◆ **Job**
Check each line of the records below and collect those that include the word "febre".

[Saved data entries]
***

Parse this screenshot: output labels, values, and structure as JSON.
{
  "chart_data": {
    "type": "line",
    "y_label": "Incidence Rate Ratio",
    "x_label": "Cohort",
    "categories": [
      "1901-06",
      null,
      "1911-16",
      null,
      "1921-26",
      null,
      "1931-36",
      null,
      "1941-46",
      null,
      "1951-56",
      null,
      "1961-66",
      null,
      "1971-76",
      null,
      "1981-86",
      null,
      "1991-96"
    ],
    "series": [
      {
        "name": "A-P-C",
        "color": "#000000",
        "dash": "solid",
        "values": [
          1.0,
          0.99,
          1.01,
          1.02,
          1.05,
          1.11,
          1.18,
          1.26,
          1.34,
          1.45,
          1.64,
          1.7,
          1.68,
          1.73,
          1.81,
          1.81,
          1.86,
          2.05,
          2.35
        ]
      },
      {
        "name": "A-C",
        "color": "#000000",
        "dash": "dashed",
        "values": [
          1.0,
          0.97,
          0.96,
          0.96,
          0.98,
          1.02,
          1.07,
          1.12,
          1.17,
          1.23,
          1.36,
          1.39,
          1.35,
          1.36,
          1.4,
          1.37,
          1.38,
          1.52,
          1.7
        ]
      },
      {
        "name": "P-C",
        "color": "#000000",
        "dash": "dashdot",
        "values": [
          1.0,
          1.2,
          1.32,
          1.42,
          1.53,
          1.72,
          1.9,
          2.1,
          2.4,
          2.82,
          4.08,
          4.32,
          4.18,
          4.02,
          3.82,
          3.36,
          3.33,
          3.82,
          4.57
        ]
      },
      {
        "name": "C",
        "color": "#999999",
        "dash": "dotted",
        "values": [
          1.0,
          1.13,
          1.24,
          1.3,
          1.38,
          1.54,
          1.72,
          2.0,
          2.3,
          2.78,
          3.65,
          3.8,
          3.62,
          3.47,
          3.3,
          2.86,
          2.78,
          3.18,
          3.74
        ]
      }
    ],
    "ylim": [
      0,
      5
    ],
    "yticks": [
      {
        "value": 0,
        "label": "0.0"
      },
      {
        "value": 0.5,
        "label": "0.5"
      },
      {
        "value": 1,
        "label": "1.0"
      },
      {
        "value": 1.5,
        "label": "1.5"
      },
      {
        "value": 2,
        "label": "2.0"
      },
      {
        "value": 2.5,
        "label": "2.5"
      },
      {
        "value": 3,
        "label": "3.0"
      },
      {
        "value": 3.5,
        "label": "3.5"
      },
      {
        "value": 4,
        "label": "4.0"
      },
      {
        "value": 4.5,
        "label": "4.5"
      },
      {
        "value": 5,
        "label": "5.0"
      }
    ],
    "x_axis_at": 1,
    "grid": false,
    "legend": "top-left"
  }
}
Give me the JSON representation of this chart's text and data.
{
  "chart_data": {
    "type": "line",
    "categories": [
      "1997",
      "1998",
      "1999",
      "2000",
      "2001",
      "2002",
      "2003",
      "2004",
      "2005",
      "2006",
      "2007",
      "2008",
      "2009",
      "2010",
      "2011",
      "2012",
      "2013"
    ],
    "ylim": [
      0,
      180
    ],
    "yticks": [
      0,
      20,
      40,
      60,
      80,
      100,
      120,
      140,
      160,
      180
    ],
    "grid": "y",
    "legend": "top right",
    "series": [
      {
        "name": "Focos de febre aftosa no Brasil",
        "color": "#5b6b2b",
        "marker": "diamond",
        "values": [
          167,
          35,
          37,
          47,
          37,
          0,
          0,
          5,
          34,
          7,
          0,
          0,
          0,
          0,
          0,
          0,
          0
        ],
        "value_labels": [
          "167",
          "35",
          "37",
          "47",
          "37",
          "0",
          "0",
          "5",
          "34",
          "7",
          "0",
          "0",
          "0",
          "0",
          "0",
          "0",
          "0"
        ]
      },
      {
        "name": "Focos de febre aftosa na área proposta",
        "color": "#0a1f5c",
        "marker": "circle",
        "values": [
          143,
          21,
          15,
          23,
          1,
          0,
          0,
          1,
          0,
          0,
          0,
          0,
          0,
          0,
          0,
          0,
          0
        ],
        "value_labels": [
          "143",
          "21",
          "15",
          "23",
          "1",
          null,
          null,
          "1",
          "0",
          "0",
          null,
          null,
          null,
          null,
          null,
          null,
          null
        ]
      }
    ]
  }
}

***

◆ **Exercise output**
        "name": "Focos de febre aftosa no Brasil",
        "name": "Focos de febre aftosa na área proposta",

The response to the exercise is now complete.